━━━━━ RECORDS SUPPLIED

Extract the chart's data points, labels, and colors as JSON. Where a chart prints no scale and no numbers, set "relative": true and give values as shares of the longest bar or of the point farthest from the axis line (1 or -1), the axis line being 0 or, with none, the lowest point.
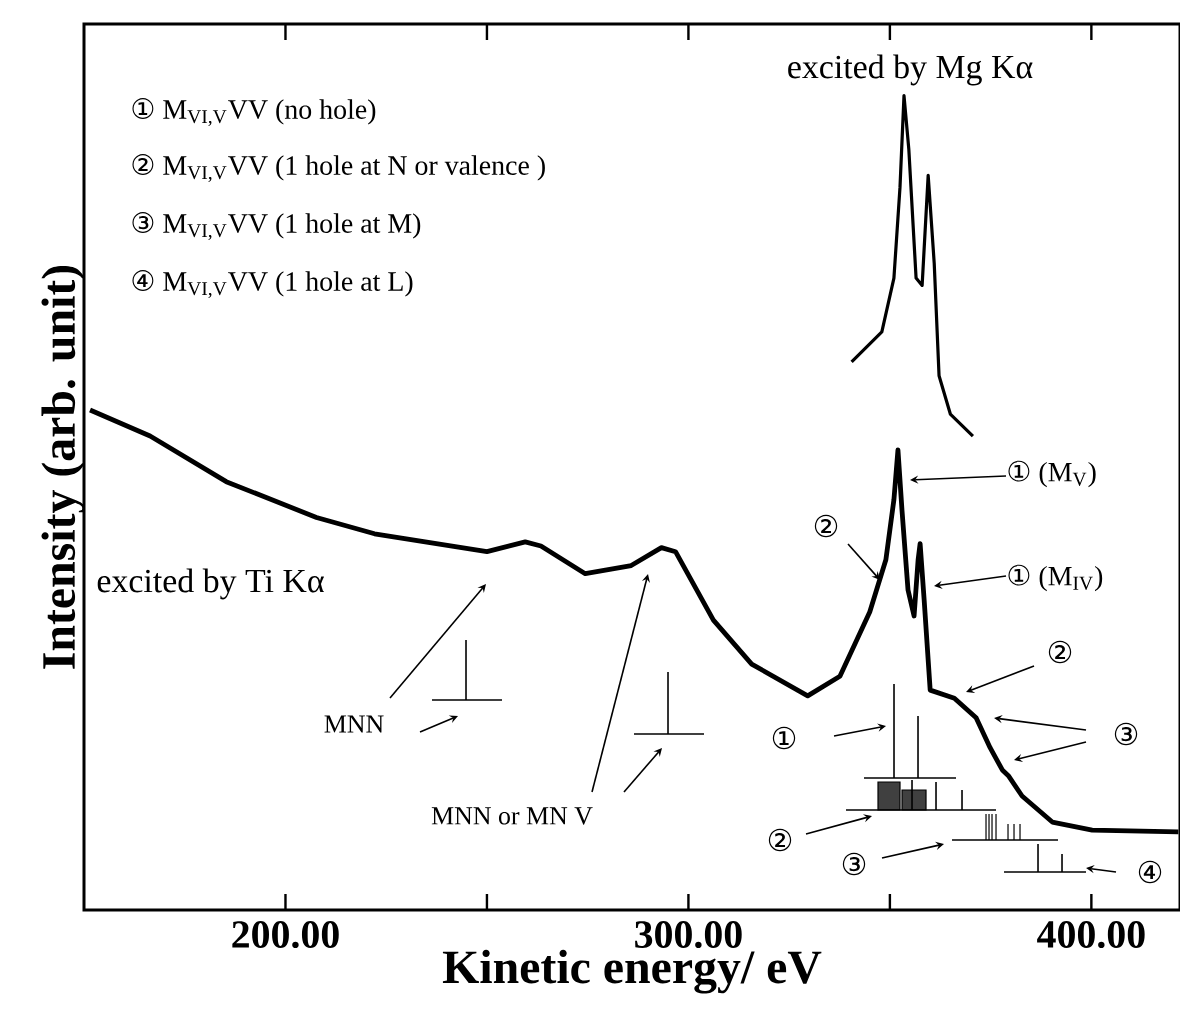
{
  "chart_data": {
    "type": "line",
    "relative": true,
    "xlabel": "Kinetic energy/ eV",
    "ylabel": "Intensity (arb. unit)",
    "xlim": [
      150,
      422
    ],
    "xticks": [
      {
        "value": 200,
        "label": "200.00"
      },
      {
        "value": 250,
        "label": null
      },
      {
        "value": 300,
        "label": "300.00"
      },
      {
        "value": 350,
        "label": null
      },
      {
        "value": 400,
        "label": "400.00"
      }
    ],
    "series": [
      {
        "color": "#000000",
        "x": [
          151.5,
          166.4,
          185.3,
          207.7,
          222.1,
          250,
          259.5,
          263.4,
          274.4,
          285.8,
          293.3,
          296.8,
          306.2,
          315.7,
          329.6,
          337.6,
          345,
          349,
          351,
          352,
          353,
          354.5,
          356,
          357,
          357.5,
          358.5,
          360,
          366,
          371.4,
          374.9,
          377.9,
          379.4,
          382.8,
          390.3,
          400.2,
          421.6
        ],
        "values": [
          0.614,
          0.582,
          0.526,
          0.482,
          0.462,
          0.44,
          0.452,
          0.447,
          0.413,
          0.423,
          0.445,
          0.44,
          0.356,
          0.302,
          0.263,
          0.287,
          0.366,
          0.43,
          0.504,
          0.565,
          0.491,
          0.393,
          0.361,
          0.43,
          0.45,
          0.381,
          0.27,
          0.26,
          0.236,
          0.199,
          0.172,
          0.165,
          0.14,
          0.108,
          0.098,
          0.096
        ]
      },
      {
        "color": "#000000",
        "x": [
          340.5,
          348,
          351,
          352.5,
          353.5,
          354.7,
          356.5,
          358,
          359.5,
          361,
          362.2,
          365,
          370.6
        ],
        "values": [
          0.673,
          0.71,
          0.776,
          0.887,
          1,
          0.934,
          0.776,
          0.767,
          0.902,
          0.794,
          0.656,
          0.609,
          0.582
        ]
      }
    ],
    "annotations": [
      "excited by Mg Kα",
      "① M$_{VI,V}$VV (no hole)",
      "② M$_{VI,V}$VV (1 hole at N or valence )",
      "③ M$_{VI,V}$VV (1 hole at M)",
      "④ M$_{VI,V}$VV (1 hole at L)",
      "excited by Ti Kα",
      "① (M$_{V}$)",
      "②",
      "① (M$_{IV}$)",
      "②",
      "③",
      "MNN",
      "MNN or MN V",
      "①",
      "②",
      "③",
      "④"
    ]
  }
}
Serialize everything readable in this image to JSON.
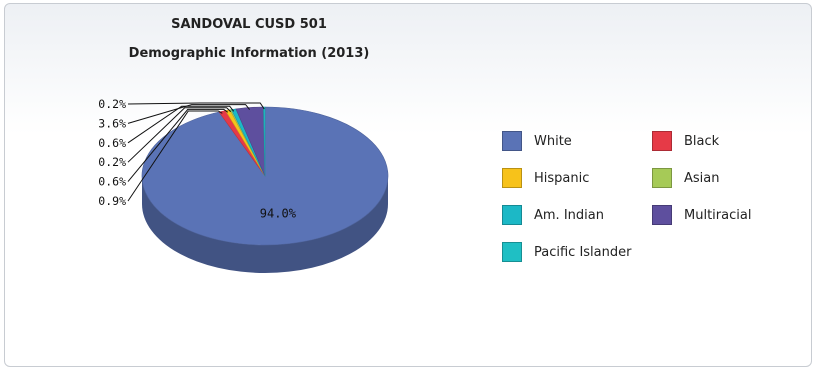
{
  "chart_data": {
    "type": "pie",
    "title": "SANDOVAL CUSD 501",
    "subtitle": "Demographic Information (2013)",
    "slices": [
      {
        "name": "White",
        "value": 94.0,
        "label": "94.0%",
        "color": "#5a73b6"
      },
      {
        "name": "Black",
        "value": 0.9,
        "label": "0.9%",
        "color": "#e63a47"
      },
      {
        "name": "Hispanic",
        "value": 0.6,
        "label": "0.6%",
        "color": "#f7c21a"
      },
      {
        "name": "Asian",
        "value": 0.2,
        "label": "0.2%",
        "color": "#a6ca57"
      },
      {
        "name": "Am. Indian",
        "value": 0.6,
        "label": "0.6%",
        "color": "#1cb8c6"
      },
      {
        "name": "Multiracial",
        "value": 3.6,
        "label": "3.6%",
        "color": "#5e4f9e"
      },
      {
        "name": "Pacific Islander",
        "value": 0.2,
        "label": "0.2%",
        "color": "#1fbfc4"
      }
    ],
    "legend_position": "right"
  }
}
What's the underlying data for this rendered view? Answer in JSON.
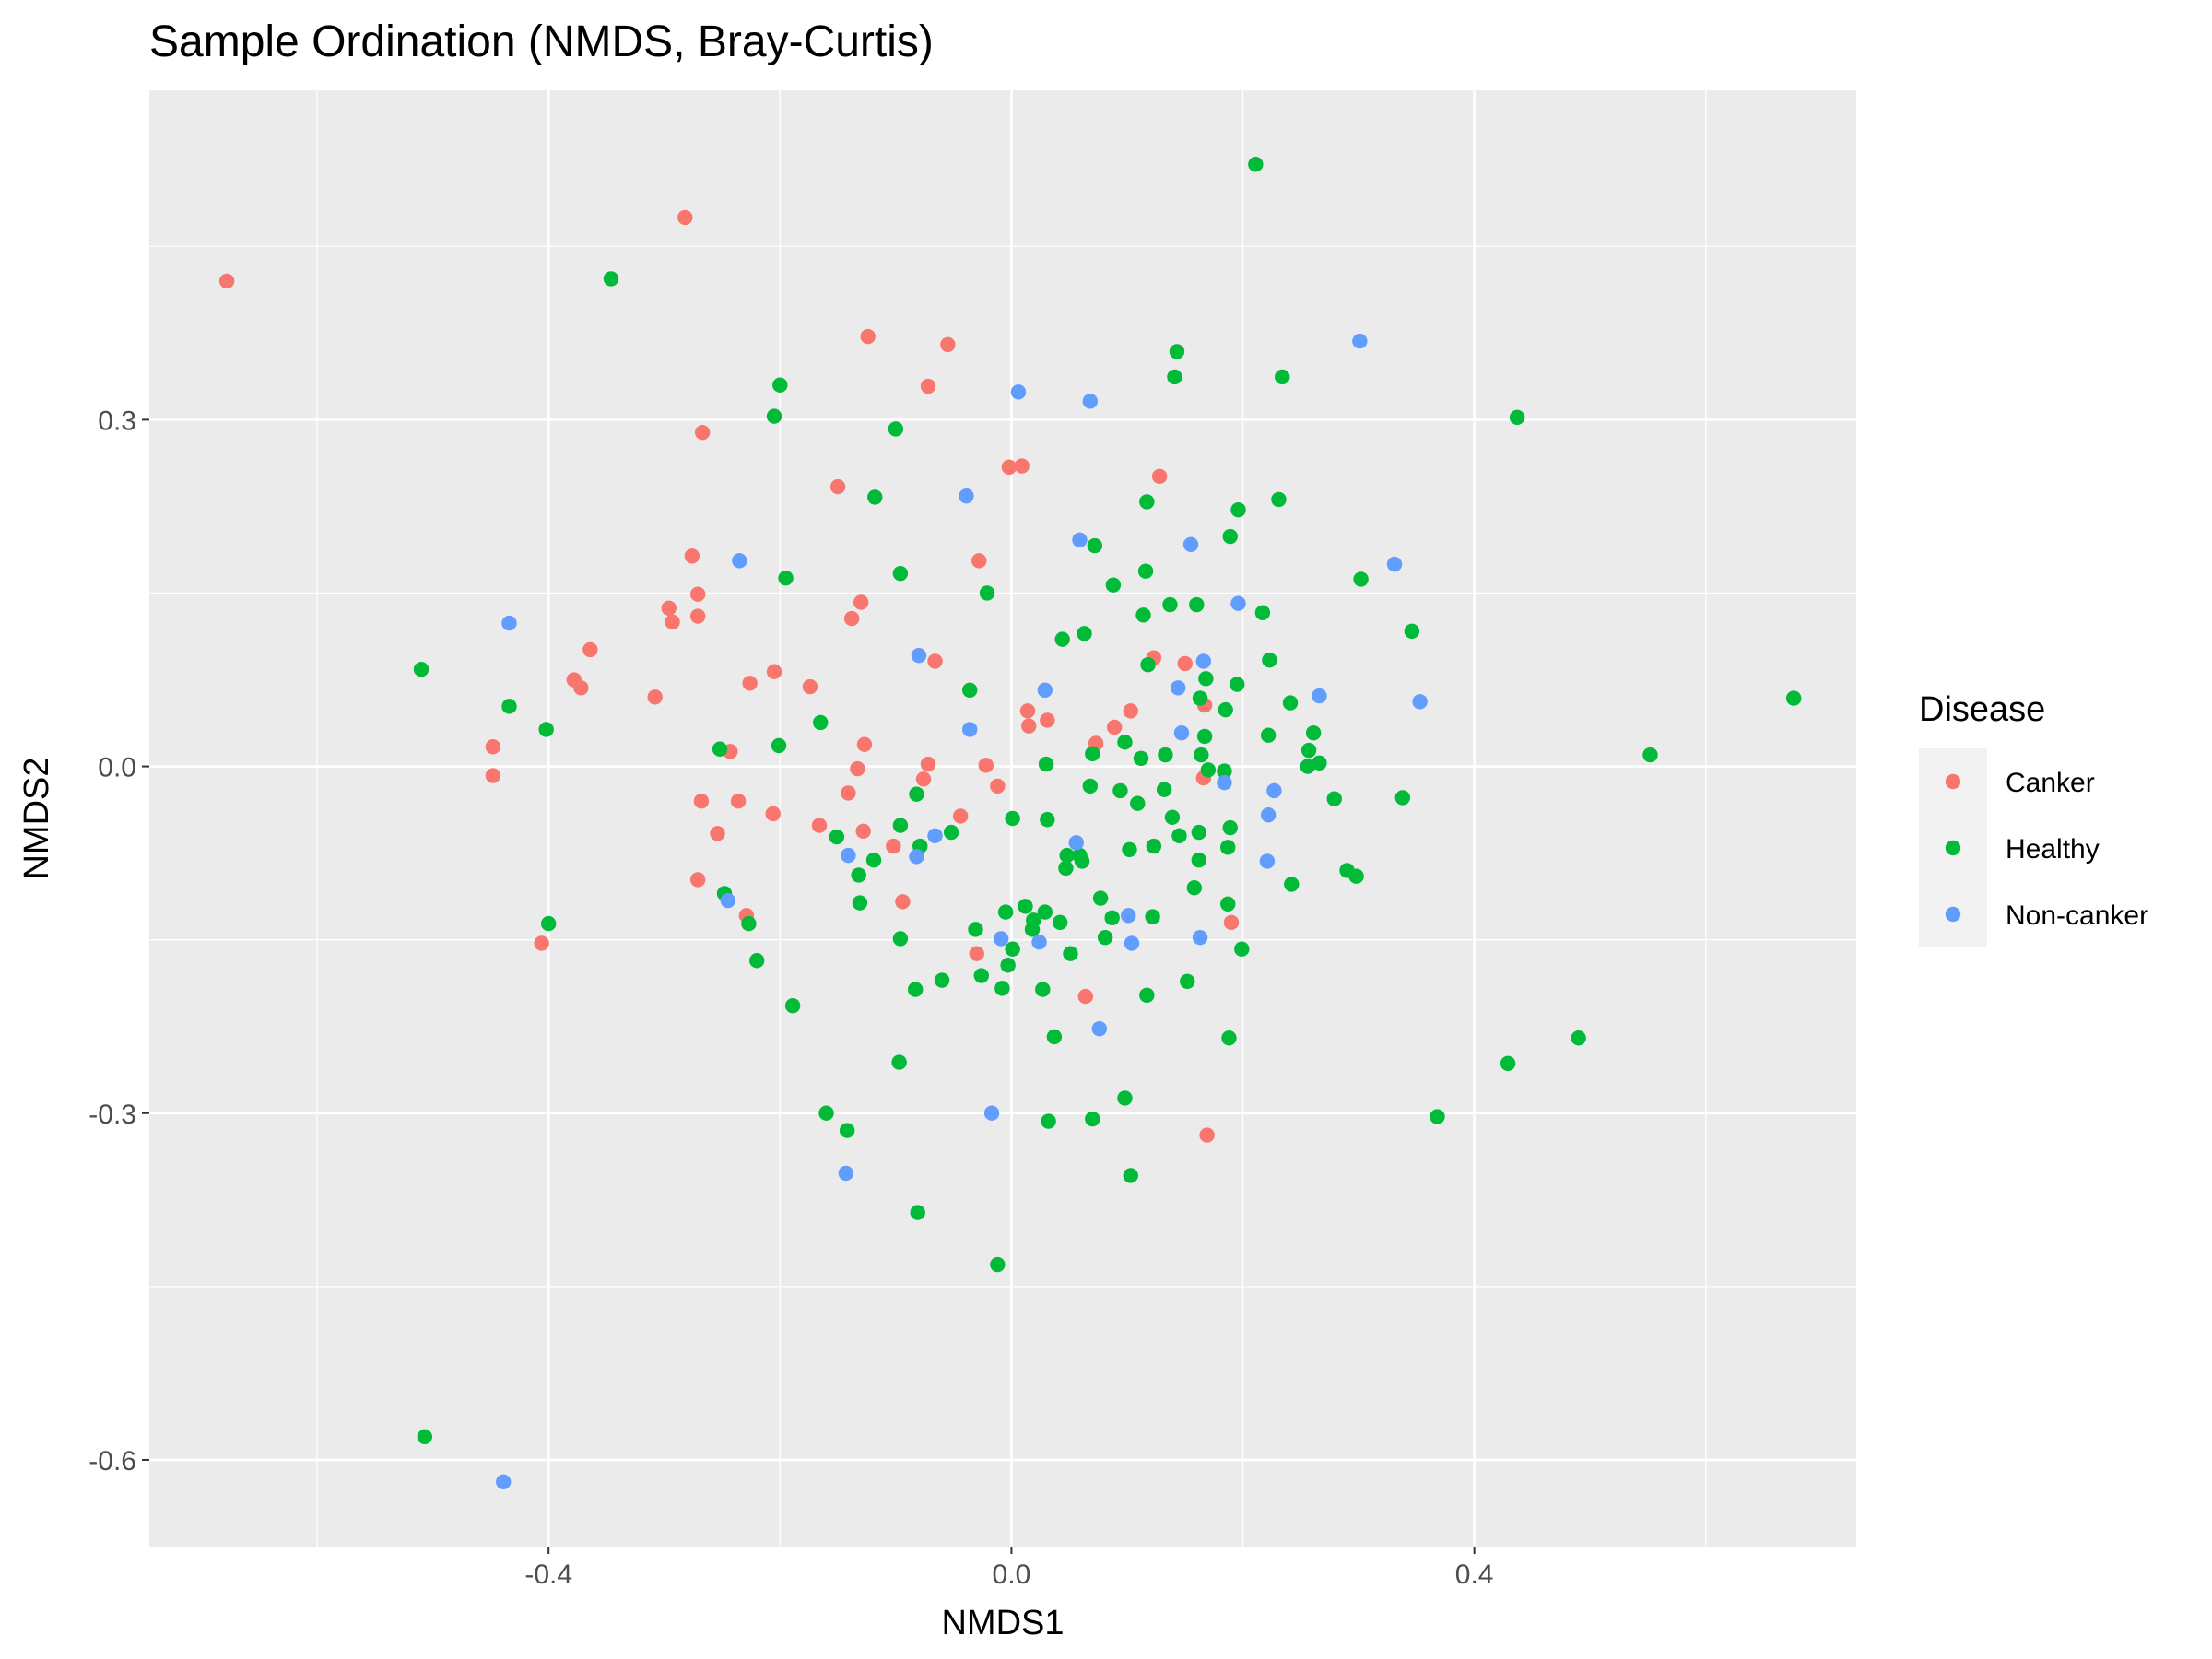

━━━━━━━━━━

WHAT TO DO
Copy every record above exactly, leaving out the pictures.

FULL ANSWER
Extract the chart's data points, labels, and colors as JSON. Where a chart prints no scale and no numbers, set "relative": true and give values as shares of the longest bar or of the point farthest from the axis line (1 or -1), the axis line being 0 or, with none, the lowest point.
{
  "chart_data": {
    "type": "line",
    "relative": true,
    "xlabel": "Kinetic energy/ eV",
    "ylabel": "Intensity (arb. unit)",
    "xlim": [
      150,
      422
    ],
    "xticks": [
      {
        "value": 200,
        "label": "200.00"
      },
      {
        "value": 250,
        "label": null
      },
      {
        "value": 300,
        "label": "300.00"
      },
      {
        "value": 350,
        "label": null
      },
      {
        "value": 400,
        "label": "400.00"
      }
    ],
    "series": [
      {
        "color": "#000000",
        "x": [
          151.5,
          166.4,
          185.3,
          207.7,
          222.1,
          250,
          259.5,
          263.4,
          274.4,
          285.8,
          293.3,
          296.8,
          306.2,
          315.7,
          329.6,
          337.6,
          345,
          349,
          351,
          352,
          353,
          354.5,
          356,
          357,
          357.5,
          358.5,
          360,
          366,
          371.4,
          374.9,
          377.9,
          379.4,
          382.8,
          390.3,
          400.2,
          421.6
        ],
        "values": [
          0.614,
          0.582,
          0.526,
          0.482,
          0.462,
          0.44,
          0.452,
          0.447,
          0.413,
          0.423,
          0.445,
          0.44,
          0.356,
          0.302,
          0.263,
          0.287,
          0.366,
          0.43,
          0.504,
          0.565,
          0.491,
          0.393,
          0.361,
          0.43,
          0.45,
          0.381,
          0.27,
          0.26,
          0.236,
          0.199,
          0.172,
          0.165,
          0.14,
          0.108,
          0.098,
          0.096
        ]
      },
      {
        "color": "#000000",
        "x": [
          340.5,
          348,
          351,
          352.5,
          353.5,
          354.7,
          356.5,
          358,
          359.5,
          361,
          362.2,
          365,
          370.6
        ],
        "values": [
          0.673,
          0.71,
          0.776,
          0.887,
          1,
          0.934,
          0.776,
          0.767,
          0.902,
          0.794,
          0.656,
          0.609,
          0.582
        ]
      }
    ],
    "annotations": [
      "excited by Mg Kα",
      "① M$_{VI,V}$VV (no hole)",
      "② M$_{VI,V}$VV (1 hole at N or valence )",
      "③ M$_{VI,V}$VV (1 hole at M)",
      "④ M$_{VI,V}$VV (1 hole at L)",
      "excited by Ti Kα",
      "① (M$_{V}$)",
      "②",
      "① (M$_{IV}$)",
      "②",
      "③",
      "MNN",
      "MNN or MN V",
      "①",
      "②",
      "③",
      "④"
    ]
  }
}
Serialize everything readable in this image to JSON.
{
  "chart_data": {
    "type": "pie",
    "title": "SANDOVAL CUSD 501",
    "subtitle": "Demographic Information (2013)",
    "slices": [
      {
        "name": "White",
        "value": 94.0,
        "label": "94.0%",
        "color": "#5a73b6"
      },
      {
        "name": "Black",
        "value": 0.9,
        "label": "0.9%",
        "color": "#e63a47"
      },
      {
        "name": "Hispanic",
        "value": 0.6,
        "label": "0.6%",
        "color": "#f7c21a"
      },
      {
        "name": "Asian",
        "value": 0.2,
        "label": "0.2%",
        "color": "#a6ca57"
      },
      {
        "name": "Am. Indian",
        "value": 0.6,
        "label": "0.6%",
        "color": "#1cb8c6"
      },
      {
        "name": "Multiracial",
        "value": 3.6,
        "label": "3.6%",
        "color": "#5e4f9e"
      },
      {
        "name": "Pacific Islander",
        "value": 0.2,
        "label": "0.2%",
        "color": "#1fbfc4"
      }
    ],
    "legend_position": "right"
  }
}
What's the underlying data for this rendered view? Answer in JSON.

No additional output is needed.